**Supplied data:**
** Start **

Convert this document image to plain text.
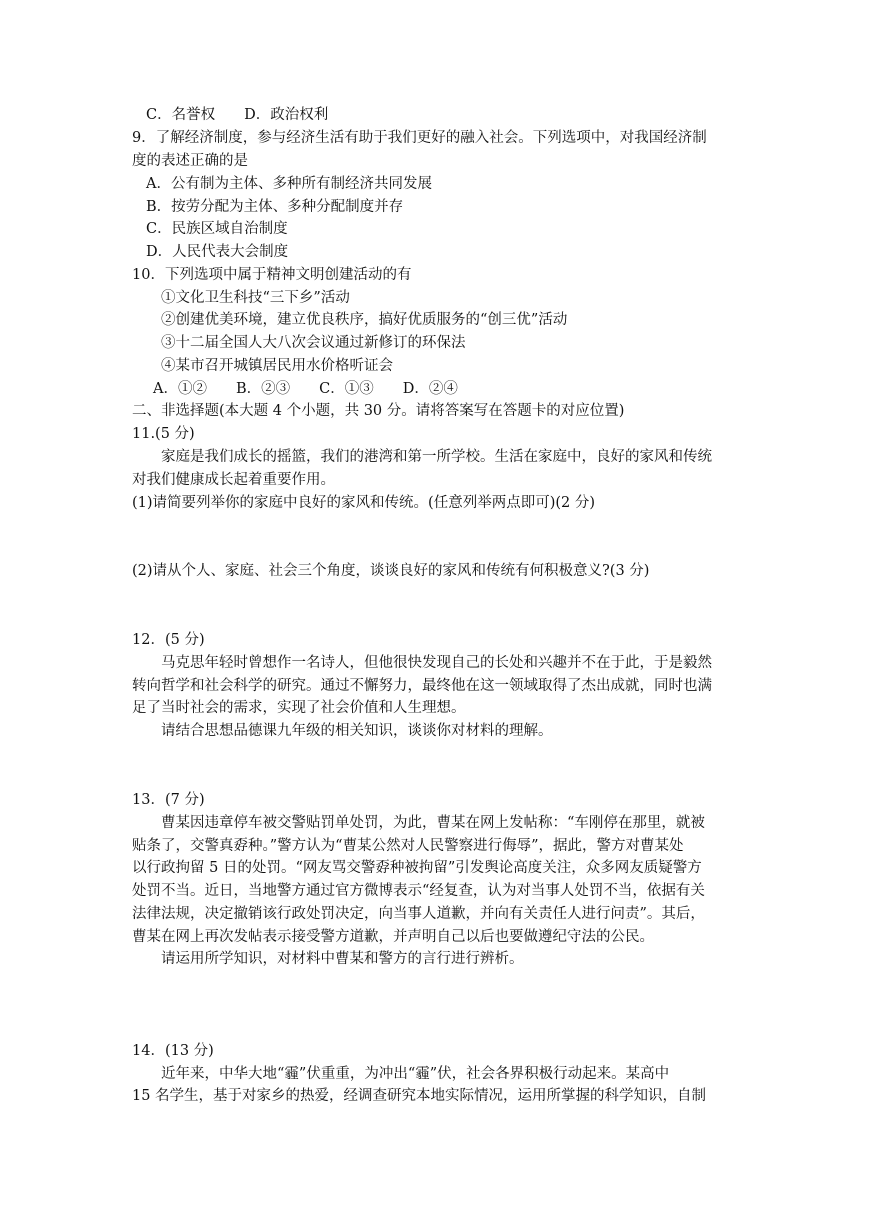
C．名誉权　　D．政治权利

9．了解经济制度，参与经济生活有助于我们更好的融入社会。下列选项中，对我国经济制

度的表述正确的是

A．公有制为主体、多种所有制经济共同发展

B．按劳分配为主体、多种分配制度并存

C．民族区域自治制度

D．人民代表大会制度

10．下列选项中属于精神文明创建活动的有

①文化卫生科技“三下乡”活动

②创建优美环境，建立优良秩序，搞好优质服务的“创三优”活动

③十二届全国人大八次会议通过新修订的环保法

④某市召开城镇居民用水价格听证会

A．①②　　B．②③　　C．①③　　D．②④

二、非选择题(本大题 4 个小题，共 30 分。请将答案写在答题卡的对应位置)

11.(5 分)

家庭是我们成长的摇篮，我们的港湾和第一所学校。生活在家庭中，良好的家风和传统

对我们健康成长起着重要作用。

(1)请简要列举你的家庭中良好的家风和传统。(任意列举两点即可)(2 分)

(2)请从个人、家庭、社会三个角度，谈谈良好的家风和传统有何积极意义?(3 分)

12．(5 分)

马克思年轻时曾想作一名诗人，但他很快发现自己的长处和兴趣并不在于此，于是毅然

转向哲学和社会科学的研究。通过不懈努力，最终他在这一领域取得了杰出成就，同时也满

足了当时社会的需求，实现了社会价值和人生理想。

请结合思想品德课九年级的相关知识，谈谈你对材料的理解。

13．(7 分)

曹某因违章停车被交警贴罚单处罚，为此，曹某在网上发帖称：“车刚停在那里，就被

贴条了，交警真孬种。”警方认为“曹某公然对人民警察进行侮辱”，据此，警方对曹某处

以行政拘留 5 日的处罚。“网友骂交警孬种被拘留”引发舆论高度关注，众多网友质疑警方

处罚不当。近日，当地警方通过官方微博表示“经复查，认为对当事人处罚不当，依据有关

法律法规，决定撤销该行政处罚决定，向当事人道歉，并向有关责任人进行问责”。其后，

曹某在网上再次发帖表示接受警方道歉，并声明自己以后也要做遵纪守法的公民。

请运用所学知识，对材料中曹某和警方的言行进行辨析。

14．(13 分)

近年来，中华大地“霾”伏重重，为冲出“霾”伏，社会各界积极行动起来。某高中

15 名学生，基于对家乡的热爱，经调查研究本地实际情况，运用所掌握的科学知识，自制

** End **

**What you should do:**
From the listing, extract all text exactly as given and drop any picture.

**Response:**
Convert this document image to plain text.
C．名誉权　　D．政治权利

9．了解经济制度，参与经济生活有助于我们更好的融入社会。下列选项中，对我国经济制

度的表述正确的是

A．公有制为主体、多种所有制经济共同发展

B．按劳分配为主体、多种分配制度并存

C．民族区域自治制度

D．人民代表大会制度

10．下列选项中属于精神文明创建活动的有

①文化卫生科技“三下乡”活动

②创建优美环境，建立优良秩序，搞好优质服务的“创三优”活动

③十二届全国人大八次会议通过新修订的环保法

④某市召开城镇居民用水价格听证会

A．①②　　B．②③　　C．①③　　D．②④

二、非选择题(本大题 4 个小题，共 30 分。请将答案写在答题卡的对应位置)

11.(5 分)

家庭是我们成长的摇篮，我们的港湾和第一所学校。生活在家庭中，良好的家风和传统

对我们健康成长起着重要作用。

(1)请简要列举你的家庭中良好的家风和传统。(任意列举两点即可)(2 分)

(2)请从个人、家庭、社会三个角度，谈谈良好的家风和传统有何积极意义?(3 分)

12．(5 分)

马克思年轻时曾想作一名诗人，但他很快发现自己的长处和兴趣并不在于此，于是毅然

转向哲学和社会科学的研究。通过不懈努力，最终他在这一领域取得了杰出成就，同时也满

足了当时社会的需求，实现了社会价值和人生理想。

请结合思想品德课九年级的相关知识，谈谈你对材料的理解。

13．(7 分)

曹某因违章停车被交警贴罚单处罚，为此，曹某在网上发帖称：“车刚停在那里，就被

贴条了，交警真孬种。”警方认为“曹某公然对人民警察进行侮辱”，据此，警方对曹某处

以行政拘留 5 日的处罚。“网友骂交警孬种被拘留”引发舆论高度关注，众多网友质疑警方

处罚不当。近日，当地警方通过官方微博表示“经复查，认为对当事人处罚不当，依据有关

法律法规，决定撤销该行政处罚决定，向当事人道歉，并向有关责任人进行问责”。其后，

曹某在网上再次发帖表示接受警方道歉，并声明自己以后也要做遵纪守法的公民。

请运用所学知识，对材料中曹某和警方的言行进行辨析。

14．(13 分)

近年来，中华大地“霾”伏重重，为冲出“霾”伏，社会各界积极行动起来。某高中

15 名学生，基于对家乡的热爱，经调查研究本地实际情况，运用所掌握的科学知识，自制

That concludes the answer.